▶ **TASK REQUIREMENTS**
Every entry below should be printed exactly, without its images.

════════════════════

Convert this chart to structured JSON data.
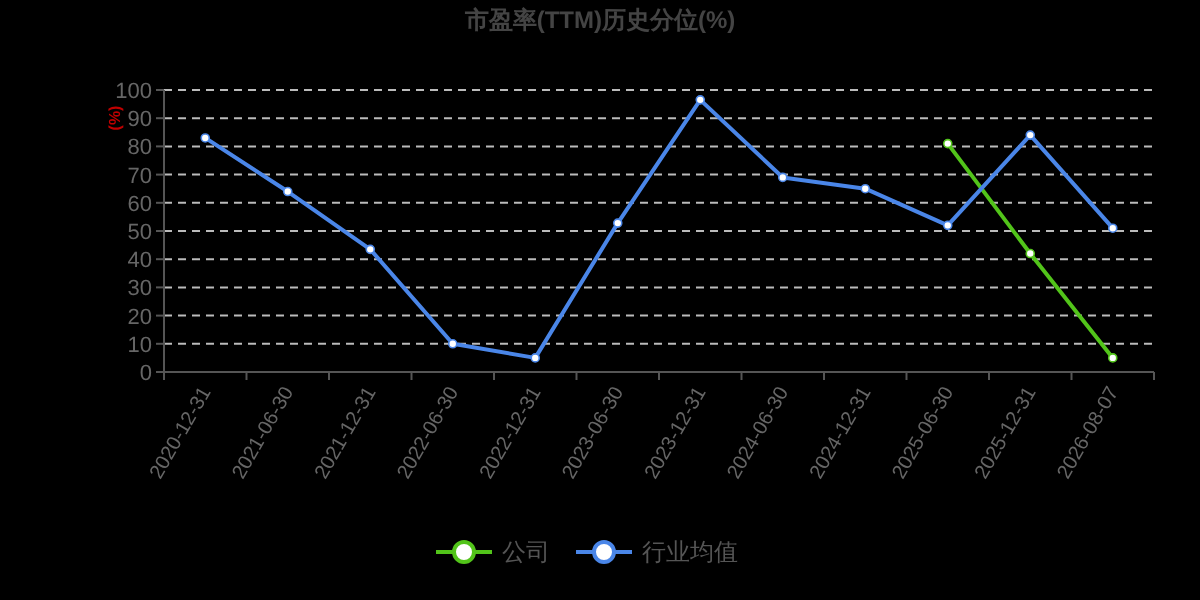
{
  "chart_data": {
    "type": "line",
    "title": "市盈率(TTM)历史分位(%)",
    "ylabel": "(%)",
    "categories": [
      "2020-12-31",
      "2021-06-30",
      "2021-12-31",
      "2022-06-30",
      "2022-12-31",
      "2023-06-30",
      "2023-12-31",
      "2024-06-30",
      "2024-12-31",
      "2025-06-30",
      "2025-12-31",
      "2026-08-07"
    ],
    "series": [
      {
        "name": "公司",
        "color": "#52c41a",
        "values": [
          null,
          null,
          null,
          null,
          null,
          null,
          null,
          null,
          null,
          81,
          42,
          5
        ]
      },
      {
        "name": "行业均值",
        "color": "#4a86e8",
        "values": [
          83,
          64,
          43.5,
          10,
          5,
          52.8,
          96.5,
          69,
          65,
          52,
          84,
          51
        ]
      }
    ],
    "ylim": [
      0,
      100
    ],
    "yticks": [
      0,
      10,
      20,
      30,
      40,
      50,
      60,
      70,
      80,
      90,
      100
    ],
    "grid": "y",
    "legend": "bottom",
    "marker": "circle"
  }
}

════════════════════

▶ **EXPECTED ANSWER**
Convert this chart to structured JSON data.
{
  "chart_data": {
    "type": "line",
    "title": "市盈率(TTM)历史分位(%)",
    "ylabel": "(%)",
    "categories": [
      "2020-12-31",
      "2021-06-30",
      "2021-12-31",
      "2022-06-30",
      "2022-12-31",
      "2023-06-30",
      "2023-12-31",
      "2024-06-30",
      "2024-12-31",
      "2025-06-30",
      "2025-12-31",
      "2026-08-07"
    ],
    "series": [
      {
        "name": "公司",
        "color": "#52c41a",
        "values": [
          null,
          null,
          null,
          null,
          null,
          null,
          null,
          null,
          null,
          81,
          42,
          5
        ]
      },
      {
        "name": "行业均值",
        "color": "#4a86e8",
        "values": [
          83,
          64,
          43.5,
          10,
          5,
          52.8,
          96.5,
          69,
          65,
          52,
          84,
          51
        ]
      }
    ],
    "ylim": [
      0,
      100
    ],
    "yticks": [
      0,
      10,
      20,
      30,
      40,
      50,
      60,
      70,
      80,
      90,
      100
    ],
    "grid": "y",
    "legend": "bottom",
    "marker": "circle"
  }
}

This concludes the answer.